> _PROBLEM_
Count the lines in the entries below that include the word "JSON". Give nothing but the number.

> _MATERIAL SHOWN_
☆ ☆ ☆ ☆

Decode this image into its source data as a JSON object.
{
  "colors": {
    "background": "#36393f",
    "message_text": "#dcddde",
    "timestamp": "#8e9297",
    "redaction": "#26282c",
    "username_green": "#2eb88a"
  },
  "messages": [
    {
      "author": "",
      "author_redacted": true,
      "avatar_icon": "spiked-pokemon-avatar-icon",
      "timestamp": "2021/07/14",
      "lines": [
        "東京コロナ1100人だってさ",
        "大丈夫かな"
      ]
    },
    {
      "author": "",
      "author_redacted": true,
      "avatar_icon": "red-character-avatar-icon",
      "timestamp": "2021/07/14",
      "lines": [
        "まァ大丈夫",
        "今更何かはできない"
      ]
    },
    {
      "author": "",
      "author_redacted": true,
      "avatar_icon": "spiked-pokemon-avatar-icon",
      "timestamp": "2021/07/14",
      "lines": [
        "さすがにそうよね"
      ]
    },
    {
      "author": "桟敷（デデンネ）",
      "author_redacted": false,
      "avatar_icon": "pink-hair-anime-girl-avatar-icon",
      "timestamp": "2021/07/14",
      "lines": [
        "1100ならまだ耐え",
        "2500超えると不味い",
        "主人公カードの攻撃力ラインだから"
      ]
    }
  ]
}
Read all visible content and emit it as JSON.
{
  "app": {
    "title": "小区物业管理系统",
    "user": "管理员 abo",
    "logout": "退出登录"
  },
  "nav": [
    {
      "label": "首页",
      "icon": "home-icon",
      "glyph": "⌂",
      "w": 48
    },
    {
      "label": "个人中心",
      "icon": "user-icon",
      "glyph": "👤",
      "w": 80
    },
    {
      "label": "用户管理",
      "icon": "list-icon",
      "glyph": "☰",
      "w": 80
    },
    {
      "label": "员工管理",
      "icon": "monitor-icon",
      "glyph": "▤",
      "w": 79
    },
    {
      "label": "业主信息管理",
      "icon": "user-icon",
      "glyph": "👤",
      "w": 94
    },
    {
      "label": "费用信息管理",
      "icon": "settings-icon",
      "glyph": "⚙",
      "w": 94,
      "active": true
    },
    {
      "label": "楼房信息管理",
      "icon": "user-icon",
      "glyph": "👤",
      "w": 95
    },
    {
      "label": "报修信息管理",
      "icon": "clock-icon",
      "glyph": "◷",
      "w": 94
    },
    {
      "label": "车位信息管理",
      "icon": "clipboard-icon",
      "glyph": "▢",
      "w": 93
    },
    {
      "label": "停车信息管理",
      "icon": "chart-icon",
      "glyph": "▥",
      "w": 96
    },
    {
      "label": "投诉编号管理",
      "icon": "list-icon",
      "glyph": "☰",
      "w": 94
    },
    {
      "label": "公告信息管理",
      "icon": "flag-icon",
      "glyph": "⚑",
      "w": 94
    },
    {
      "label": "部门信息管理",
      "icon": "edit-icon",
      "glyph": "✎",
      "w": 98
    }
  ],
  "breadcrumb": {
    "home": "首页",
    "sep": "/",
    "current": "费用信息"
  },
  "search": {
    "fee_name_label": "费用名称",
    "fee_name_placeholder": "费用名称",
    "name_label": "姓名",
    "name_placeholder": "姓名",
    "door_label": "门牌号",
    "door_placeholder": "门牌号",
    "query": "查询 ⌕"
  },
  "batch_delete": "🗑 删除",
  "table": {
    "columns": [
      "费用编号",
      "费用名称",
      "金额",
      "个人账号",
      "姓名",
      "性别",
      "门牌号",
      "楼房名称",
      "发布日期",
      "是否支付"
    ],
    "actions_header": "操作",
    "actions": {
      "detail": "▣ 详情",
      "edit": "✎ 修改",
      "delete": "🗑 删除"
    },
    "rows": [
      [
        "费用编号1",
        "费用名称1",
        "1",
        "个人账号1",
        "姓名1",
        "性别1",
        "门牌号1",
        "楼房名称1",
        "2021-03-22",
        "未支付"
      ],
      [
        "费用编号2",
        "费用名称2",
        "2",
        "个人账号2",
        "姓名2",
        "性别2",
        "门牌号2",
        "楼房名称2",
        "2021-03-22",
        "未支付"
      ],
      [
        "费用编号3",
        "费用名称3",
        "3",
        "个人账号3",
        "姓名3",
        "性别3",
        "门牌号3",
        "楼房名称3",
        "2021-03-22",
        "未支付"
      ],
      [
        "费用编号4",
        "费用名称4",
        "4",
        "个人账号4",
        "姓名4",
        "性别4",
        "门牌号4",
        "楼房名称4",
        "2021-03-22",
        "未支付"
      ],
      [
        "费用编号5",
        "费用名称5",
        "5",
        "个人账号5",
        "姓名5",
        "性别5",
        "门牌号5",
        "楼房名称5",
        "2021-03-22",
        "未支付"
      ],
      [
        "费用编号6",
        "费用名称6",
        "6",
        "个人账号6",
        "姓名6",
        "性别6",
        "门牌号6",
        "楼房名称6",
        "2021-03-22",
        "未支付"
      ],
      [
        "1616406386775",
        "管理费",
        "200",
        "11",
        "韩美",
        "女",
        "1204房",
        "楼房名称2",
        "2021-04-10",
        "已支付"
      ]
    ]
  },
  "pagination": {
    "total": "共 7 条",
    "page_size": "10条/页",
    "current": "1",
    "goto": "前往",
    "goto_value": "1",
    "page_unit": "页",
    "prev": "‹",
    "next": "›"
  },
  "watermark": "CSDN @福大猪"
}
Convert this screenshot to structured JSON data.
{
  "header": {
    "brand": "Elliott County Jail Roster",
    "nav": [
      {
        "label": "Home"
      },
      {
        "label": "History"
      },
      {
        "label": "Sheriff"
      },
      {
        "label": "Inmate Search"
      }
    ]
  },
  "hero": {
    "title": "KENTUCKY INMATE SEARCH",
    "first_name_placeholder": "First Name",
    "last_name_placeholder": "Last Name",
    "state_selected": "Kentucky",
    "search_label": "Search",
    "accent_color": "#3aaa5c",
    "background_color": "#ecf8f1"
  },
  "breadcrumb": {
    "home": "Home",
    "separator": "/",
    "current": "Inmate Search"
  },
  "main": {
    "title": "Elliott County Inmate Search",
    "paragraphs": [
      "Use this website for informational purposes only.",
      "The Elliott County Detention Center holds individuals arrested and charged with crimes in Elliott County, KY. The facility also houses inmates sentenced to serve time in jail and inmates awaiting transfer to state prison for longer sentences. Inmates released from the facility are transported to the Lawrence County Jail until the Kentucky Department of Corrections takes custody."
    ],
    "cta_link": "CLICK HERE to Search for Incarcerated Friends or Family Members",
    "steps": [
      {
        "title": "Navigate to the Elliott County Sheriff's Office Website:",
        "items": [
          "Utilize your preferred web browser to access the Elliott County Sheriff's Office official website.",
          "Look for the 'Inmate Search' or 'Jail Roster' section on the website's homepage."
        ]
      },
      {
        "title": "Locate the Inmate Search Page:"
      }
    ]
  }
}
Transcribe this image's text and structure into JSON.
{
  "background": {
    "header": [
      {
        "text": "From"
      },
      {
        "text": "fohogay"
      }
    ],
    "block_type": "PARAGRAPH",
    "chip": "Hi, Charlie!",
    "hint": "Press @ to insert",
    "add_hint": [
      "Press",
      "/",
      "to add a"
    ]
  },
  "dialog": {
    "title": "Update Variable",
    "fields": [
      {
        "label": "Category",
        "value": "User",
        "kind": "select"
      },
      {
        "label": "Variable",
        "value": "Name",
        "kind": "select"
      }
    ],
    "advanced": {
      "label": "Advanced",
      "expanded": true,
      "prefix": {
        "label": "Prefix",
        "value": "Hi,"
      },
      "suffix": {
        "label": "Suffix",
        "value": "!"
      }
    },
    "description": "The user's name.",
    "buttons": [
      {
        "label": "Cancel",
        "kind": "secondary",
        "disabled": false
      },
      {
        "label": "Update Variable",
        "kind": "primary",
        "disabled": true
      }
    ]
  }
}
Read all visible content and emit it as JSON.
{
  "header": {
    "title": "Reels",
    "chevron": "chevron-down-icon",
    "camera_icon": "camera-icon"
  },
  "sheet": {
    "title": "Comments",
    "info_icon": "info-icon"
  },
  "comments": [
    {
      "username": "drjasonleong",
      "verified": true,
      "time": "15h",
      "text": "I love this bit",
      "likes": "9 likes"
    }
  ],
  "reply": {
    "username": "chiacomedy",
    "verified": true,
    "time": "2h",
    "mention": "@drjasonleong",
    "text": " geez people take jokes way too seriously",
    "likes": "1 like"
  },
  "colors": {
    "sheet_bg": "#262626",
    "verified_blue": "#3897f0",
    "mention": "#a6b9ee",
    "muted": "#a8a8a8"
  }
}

☆ ☆ ☆ ☆

> _WRITTEN SOLUTION_
5